=== Goal of the exercise ===
Gather from the listing below each line that includes the word "county", and copy it.
>> Start Available data
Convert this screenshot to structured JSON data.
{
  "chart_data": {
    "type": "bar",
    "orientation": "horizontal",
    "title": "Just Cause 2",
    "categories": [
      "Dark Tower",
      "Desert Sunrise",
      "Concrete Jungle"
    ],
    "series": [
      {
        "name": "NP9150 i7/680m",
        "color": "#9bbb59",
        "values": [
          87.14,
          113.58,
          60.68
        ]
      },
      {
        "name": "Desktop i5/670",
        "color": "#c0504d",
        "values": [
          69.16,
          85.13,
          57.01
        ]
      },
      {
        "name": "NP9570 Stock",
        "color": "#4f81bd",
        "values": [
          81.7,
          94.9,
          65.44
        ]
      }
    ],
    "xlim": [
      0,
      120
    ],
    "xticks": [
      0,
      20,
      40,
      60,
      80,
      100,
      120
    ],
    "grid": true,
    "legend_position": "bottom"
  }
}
>> End Available data
>> Start Available data
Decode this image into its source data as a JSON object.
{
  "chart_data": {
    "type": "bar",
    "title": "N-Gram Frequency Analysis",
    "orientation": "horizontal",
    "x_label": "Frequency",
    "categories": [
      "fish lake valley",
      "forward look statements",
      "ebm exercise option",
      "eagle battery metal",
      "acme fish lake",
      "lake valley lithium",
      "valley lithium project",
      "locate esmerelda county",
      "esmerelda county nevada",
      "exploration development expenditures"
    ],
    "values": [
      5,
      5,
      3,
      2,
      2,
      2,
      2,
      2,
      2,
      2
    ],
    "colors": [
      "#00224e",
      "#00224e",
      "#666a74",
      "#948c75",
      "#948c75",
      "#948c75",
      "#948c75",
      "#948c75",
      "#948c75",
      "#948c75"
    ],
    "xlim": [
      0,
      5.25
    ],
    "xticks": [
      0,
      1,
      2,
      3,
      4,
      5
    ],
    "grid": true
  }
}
>> End Available data
>> Start Available data
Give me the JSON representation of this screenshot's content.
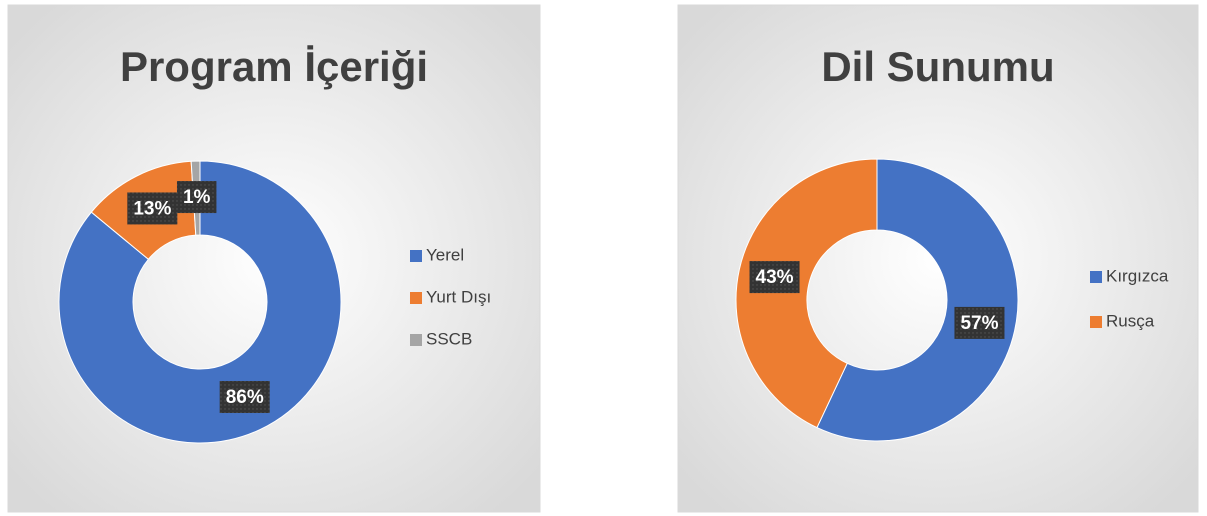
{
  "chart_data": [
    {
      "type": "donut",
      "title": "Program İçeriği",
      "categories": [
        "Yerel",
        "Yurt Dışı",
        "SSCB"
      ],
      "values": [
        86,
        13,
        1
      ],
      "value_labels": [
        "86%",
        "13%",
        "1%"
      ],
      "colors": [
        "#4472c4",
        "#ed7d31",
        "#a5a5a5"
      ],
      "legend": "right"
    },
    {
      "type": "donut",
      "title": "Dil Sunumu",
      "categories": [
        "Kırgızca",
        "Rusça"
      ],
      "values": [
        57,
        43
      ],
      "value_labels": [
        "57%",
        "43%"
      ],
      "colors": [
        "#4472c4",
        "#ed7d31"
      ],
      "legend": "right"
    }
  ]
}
>> End Available data
=== The solution ===
      "locate esmerelda county",
      "esmerelda county nevada",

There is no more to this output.